• TASK DETAILS
Scan the records below for lines with the word "其他外交支出", then state how many you find and nothing else.

• MATERIAL FOR THIS TASK
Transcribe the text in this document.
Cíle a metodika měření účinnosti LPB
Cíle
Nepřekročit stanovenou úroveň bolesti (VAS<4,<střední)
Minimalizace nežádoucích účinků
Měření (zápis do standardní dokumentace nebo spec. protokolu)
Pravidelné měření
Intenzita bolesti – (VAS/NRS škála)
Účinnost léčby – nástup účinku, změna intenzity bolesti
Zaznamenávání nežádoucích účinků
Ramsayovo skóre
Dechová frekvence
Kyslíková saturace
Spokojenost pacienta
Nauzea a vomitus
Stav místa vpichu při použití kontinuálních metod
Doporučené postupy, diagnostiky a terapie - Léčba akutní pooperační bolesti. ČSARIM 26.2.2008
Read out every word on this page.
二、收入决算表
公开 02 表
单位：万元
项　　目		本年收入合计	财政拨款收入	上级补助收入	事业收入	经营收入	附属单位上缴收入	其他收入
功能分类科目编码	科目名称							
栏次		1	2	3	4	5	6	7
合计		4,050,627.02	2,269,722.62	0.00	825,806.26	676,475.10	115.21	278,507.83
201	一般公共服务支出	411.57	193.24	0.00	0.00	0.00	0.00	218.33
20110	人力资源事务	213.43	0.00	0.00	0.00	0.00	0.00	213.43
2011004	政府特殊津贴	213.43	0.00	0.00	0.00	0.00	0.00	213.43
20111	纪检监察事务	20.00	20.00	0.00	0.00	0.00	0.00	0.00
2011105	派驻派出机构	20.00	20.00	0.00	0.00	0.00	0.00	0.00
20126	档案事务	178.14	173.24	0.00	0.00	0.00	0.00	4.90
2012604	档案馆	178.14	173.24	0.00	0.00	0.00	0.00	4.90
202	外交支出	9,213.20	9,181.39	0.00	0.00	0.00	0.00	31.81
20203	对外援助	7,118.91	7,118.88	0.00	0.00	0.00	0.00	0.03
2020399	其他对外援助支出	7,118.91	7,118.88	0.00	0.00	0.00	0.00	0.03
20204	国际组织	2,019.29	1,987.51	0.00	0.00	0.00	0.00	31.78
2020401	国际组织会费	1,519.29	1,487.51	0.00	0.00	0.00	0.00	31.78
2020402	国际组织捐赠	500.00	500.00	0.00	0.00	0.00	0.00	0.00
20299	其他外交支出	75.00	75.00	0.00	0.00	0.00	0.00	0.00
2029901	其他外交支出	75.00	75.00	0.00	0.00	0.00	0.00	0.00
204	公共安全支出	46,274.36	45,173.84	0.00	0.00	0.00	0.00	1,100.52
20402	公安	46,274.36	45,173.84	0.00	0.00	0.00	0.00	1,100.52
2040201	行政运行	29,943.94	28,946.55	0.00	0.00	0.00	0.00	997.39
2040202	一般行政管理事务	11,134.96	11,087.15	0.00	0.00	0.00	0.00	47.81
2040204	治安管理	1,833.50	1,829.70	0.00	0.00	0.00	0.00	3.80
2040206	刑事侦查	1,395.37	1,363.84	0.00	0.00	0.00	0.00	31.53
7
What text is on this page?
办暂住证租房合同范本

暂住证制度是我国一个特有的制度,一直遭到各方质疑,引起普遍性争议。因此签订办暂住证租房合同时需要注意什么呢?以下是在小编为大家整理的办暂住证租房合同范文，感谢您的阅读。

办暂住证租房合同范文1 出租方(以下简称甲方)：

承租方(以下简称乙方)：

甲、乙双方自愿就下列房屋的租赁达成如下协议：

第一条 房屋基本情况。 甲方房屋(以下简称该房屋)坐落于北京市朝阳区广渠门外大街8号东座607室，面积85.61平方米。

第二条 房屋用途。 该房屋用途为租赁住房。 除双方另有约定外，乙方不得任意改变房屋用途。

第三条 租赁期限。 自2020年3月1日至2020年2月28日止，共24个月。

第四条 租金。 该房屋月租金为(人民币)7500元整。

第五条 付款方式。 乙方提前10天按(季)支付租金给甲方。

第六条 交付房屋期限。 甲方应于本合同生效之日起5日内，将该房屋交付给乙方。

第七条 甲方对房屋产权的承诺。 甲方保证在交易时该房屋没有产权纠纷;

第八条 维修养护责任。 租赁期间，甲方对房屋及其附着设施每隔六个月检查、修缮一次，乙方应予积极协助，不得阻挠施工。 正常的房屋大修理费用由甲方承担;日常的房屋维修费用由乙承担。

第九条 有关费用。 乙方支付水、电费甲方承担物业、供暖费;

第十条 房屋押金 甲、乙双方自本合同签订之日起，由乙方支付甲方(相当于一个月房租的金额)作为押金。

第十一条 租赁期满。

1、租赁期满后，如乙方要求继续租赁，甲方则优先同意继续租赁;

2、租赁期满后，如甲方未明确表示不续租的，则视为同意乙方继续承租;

• THE ANSWER
2